▶ [THE DATA]:
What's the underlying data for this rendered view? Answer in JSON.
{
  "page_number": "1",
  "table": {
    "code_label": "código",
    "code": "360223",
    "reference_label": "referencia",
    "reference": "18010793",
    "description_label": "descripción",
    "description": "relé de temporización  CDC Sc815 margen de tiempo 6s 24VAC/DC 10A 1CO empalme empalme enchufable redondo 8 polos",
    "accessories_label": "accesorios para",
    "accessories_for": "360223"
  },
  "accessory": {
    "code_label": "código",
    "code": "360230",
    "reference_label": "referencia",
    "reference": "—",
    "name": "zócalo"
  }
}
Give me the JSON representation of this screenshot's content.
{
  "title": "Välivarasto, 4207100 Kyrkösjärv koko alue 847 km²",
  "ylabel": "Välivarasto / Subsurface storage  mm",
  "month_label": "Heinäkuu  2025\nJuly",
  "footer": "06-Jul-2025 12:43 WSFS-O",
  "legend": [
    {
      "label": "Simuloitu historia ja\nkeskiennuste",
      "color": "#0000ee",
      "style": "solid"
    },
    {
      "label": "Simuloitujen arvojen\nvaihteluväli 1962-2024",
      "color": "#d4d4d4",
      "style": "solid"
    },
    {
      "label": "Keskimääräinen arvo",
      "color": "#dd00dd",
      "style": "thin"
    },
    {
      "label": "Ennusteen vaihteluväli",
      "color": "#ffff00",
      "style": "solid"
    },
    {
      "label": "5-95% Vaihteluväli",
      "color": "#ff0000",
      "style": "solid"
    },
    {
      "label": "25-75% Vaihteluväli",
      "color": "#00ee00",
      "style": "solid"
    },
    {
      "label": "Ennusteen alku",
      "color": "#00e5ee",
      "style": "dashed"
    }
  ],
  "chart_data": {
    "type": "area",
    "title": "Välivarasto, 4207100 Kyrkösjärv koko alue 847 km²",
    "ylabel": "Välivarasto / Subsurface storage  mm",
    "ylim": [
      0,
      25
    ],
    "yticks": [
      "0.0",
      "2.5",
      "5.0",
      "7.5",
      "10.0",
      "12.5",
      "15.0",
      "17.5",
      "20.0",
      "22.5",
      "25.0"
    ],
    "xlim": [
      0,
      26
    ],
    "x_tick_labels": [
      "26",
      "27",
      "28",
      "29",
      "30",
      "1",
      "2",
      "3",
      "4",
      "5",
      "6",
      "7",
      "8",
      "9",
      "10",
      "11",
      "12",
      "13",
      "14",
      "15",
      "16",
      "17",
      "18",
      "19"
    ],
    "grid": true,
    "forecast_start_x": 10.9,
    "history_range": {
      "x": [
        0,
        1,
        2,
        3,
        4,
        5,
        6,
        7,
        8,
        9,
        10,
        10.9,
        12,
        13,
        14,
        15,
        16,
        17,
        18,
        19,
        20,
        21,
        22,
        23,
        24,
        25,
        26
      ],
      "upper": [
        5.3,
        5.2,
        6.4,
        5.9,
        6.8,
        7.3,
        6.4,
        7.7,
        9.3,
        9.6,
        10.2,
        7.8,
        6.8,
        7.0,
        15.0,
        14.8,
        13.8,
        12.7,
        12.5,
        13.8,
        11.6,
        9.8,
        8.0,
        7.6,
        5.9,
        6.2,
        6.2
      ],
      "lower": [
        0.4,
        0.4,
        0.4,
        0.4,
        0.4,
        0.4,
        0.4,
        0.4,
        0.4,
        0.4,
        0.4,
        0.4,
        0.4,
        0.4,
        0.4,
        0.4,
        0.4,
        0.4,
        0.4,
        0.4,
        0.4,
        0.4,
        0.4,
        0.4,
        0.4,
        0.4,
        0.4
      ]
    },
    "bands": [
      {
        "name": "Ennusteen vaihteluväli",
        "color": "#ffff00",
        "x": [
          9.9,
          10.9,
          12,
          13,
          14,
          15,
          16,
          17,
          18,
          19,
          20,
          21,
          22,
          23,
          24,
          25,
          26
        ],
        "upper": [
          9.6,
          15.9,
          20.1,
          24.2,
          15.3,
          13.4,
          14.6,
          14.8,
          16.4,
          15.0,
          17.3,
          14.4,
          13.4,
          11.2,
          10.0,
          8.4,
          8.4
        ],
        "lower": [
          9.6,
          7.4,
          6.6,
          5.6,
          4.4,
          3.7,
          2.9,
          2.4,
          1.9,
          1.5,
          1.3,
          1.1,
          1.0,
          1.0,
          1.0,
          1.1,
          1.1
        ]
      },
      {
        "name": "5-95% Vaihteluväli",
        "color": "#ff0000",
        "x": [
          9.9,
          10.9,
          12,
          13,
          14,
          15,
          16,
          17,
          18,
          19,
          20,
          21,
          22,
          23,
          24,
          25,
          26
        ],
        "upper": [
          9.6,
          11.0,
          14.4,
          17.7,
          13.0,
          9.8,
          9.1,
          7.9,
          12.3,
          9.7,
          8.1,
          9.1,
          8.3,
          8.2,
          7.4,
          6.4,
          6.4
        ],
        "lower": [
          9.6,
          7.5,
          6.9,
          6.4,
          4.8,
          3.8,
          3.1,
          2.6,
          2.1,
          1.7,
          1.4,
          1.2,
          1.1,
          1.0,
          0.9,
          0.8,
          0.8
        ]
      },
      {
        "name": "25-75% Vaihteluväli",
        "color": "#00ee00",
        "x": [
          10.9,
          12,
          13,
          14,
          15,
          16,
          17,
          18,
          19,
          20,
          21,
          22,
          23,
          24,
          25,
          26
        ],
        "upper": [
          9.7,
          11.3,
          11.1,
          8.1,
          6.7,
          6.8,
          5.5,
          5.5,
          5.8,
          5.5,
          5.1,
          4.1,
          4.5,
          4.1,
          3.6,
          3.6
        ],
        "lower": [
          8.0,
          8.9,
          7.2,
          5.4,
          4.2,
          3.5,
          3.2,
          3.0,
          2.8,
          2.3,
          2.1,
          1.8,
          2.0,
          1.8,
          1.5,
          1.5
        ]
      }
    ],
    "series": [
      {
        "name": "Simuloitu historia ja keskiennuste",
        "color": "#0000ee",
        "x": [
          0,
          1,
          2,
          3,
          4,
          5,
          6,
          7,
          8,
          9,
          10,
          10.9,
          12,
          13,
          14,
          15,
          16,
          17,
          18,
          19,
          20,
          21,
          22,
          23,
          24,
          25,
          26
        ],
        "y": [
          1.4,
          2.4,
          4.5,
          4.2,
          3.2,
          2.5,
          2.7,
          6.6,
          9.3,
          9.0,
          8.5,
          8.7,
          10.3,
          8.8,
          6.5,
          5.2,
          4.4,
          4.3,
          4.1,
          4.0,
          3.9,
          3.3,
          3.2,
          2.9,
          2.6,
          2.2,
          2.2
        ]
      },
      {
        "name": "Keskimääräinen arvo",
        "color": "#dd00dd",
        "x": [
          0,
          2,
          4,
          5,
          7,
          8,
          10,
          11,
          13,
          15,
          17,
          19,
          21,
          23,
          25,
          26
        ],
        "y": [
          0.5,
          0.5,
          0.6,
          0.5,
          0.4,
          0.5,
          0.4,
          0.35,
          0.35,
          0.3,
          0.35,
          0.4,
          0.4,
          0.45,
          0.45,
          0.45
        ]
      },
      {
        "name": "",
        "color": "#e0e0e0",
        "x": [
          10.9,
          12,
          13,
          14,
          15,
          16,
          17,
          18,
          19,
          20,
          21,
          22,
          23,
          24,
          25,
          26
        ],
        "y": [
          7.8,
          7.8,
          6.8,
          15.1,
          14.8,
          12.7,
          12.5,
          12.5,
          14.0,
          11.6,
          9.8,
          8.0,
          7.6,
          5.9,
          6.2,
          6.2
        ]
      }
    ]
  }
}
...
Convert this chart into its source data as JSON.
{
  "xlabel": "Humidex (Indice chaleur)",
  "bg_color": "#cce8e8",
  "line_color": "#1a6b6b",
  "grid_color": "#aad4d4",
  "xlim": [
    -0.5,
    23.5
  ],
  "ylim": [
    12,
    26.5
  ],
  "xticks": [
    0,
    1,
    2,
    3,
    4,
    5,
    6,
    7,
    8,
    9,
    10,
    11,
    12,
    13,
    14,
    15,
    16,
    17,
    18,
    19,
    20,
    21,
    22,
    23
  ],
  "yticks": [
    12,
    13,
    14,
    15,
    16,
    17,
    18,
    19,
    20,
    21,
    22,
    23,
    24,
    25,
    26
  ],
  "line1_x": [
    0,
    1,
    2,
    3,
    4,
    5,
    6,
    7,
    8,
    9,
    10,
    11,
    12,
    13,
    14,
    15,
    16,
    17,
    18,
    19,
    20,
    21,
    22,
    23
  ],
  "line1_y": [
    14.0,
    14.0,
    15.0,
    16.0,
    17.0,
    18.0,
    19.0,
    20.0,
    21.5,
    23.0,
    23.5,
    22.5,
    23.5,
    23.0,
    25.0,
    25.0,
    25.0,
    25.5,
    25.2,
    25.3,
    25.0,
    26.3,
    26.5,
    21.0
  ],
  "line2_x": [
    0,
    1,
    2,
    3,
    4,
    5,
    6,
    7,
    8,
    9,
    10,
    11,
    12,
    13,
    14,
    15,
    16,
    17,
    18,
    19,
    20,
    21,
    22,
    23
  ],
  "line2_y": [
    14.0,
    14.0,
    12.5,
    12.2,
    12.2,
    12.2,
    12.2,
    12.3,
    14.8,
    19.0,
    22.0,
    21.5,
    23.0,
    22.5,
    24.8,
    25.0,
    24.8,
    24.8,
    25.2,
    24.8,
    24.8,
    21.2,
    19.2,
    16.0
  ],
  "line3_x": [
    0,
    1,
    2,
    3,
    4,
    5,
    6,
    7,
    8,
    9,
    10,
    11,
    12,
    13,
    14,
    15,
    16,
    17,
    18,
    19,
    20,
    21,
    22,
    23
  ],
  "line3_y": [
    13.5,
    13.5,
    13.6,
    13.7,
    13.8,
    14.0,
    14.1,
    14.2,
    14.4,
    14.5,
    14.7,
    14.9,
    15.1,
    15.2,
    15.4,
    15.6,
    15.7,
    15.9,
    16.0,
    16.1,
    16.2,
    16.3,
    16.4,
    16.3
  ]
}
...
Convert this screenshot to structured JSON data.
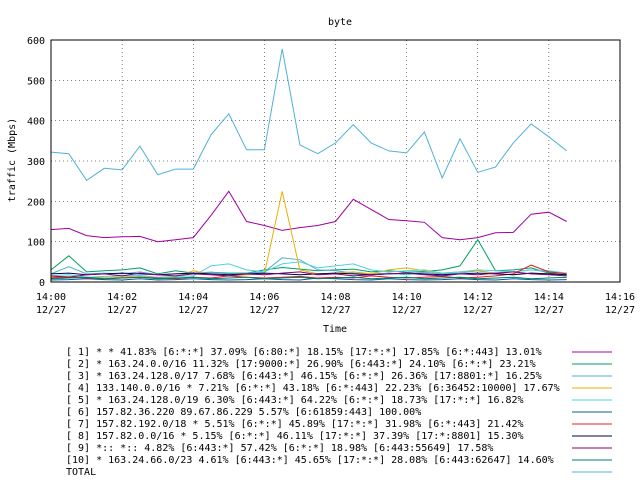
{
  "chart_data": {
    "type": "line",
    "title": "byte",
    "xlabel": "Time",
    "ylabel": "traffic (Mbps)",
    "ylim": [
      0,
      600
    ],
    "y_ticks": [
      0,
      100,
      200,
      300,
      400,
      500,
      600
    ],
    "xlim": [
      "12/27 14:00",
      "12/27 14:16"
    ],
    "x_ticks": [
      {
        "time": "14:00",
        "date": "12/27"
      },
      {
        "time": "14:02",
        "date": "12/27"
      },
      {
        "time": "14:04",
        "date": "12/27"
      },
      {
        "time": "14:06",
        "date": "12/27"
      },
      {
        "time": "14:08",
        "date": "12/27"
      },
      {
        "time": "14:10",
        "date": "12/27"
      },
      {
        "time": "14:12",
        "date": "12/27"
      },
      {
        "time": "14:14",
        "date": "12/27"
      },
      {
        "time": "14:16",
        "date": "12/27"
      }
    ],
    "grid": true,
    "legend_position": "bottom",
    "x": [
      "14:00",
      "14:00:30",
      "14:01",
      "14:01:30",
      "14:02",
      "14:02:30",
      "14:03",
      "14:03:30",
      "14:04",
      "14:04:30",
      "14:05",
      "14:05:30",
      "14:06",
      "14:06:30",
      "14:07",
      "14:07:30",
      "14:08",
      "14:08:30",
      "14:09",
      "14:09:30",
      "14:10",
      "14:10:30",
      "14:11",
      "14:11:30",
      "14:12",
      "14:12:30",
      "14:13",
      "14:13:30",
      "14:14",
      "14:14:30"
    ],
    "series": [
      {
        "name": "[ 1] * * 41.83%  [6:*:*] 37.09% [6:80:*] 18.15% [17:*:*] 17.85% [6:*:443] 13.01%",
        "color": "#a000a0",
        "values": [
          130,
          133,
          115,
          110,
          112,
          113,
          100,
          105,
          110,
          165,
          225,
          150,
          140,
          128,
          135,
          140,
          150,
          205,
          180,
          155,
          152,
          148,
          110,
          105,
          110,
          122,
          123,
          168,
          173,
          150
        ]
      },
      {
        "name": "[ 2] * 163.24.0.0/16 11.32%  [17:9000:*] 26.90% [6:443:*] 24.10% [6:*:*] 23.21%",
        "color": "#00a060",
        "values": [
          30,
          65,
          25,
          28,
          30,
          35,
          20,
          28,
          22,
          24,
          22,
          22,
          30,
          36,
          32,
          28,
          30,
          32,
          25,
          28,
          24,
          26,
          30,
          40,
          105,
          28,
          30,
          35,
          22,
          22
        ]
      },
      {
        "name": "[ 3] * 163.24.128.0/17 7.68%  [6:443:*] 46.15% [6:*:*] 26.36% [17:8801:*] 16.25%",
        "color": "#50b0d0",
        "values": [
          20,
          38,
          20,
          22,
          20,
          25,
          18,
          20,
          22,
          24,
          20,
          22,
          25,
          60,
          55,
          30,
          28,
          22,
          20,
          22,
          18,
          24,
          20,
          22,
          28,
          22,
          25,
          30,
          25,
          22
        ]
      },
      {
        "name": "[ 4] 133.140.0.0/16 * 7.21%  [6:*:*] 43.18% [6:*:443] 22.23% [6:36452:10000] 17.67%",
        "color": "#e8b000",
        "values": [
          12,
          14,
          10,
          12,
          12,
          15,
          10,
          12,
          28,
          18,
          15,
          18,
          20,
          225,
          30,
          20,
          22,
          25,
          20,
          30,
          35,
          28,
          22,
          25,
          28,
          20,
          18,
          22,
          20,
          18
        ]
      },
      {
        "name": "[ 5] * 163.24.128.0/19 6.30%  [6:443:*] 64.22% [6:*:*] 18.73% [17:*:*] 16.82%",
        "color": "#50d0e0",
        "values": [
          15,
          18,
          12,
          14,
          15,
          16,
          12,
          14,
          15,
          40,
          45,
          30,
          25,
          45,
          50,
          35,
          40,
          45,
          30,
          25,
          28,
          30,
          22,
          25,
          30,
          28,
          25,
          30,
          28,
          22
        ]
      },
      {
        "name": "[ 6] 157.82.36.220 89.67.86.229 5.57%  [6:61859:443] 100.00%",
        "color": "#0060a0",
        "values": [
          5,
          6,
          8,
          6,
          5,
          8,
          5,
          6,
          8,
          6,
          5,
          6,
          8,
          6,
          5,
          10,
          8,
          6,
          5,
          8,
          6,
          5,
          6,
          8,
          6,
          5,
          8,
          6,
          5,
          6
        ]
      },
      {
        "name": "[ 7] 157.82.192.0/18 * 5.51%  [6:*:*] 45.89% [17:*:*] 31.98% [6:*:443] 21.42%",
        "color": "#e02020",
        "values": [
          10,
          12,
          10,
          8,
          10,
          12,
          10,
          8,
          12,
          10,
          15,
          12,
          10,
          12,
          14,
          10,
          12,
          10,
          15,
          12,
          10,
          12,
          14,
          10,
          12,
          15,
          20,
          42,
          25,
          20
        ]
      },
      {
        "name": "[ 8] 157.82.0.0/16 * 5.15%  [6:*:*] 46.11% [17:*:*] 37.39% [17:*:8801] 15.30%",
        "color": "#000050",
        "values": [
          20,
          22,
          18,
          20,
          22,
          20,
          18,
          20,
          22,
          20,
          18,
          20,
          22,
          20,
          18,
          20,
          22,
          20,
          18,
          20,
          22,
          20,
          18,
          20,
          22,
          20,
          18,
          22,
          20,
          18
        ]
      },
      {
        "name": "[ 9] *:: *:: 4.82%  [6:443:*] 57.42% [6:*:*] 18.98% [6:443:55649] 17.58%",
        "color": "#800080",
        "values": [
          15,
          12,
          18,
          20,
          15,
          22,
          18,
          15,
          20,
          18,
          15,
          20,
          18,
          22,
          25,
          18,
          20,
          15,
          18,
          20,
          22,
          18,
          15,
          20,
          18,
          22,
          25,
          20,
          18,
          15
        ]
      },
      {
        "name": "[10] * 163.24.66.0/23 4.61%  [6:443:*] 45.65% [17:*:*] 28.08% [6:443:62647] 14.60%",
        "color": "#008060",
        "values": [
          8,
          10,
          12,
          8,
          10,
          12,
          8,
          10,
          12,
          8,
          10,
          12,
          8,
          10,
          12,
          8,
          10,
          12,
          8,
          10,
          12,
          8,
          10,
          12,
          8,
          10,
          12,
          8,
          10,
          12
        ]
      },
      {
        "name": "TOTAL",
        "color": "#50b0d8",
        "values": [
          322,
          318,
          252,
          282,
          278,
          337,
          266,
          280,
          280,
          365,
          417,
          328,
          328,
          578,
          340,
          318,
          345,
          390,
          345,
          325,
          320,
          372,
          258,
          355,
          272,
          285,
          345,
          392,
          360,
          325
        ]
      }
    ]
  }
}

▶ [YOUR GOAL]: Each line above that includes "JSON" should be shown.

▶ [WRITTEN REPLY]:
What's the underlying data for this rendered view? Answer in JSON.
Give me the JSON representation of this screenshot's content.
Convert this chart into its source data as JSON.
Convert this screenshot to structured JSON data.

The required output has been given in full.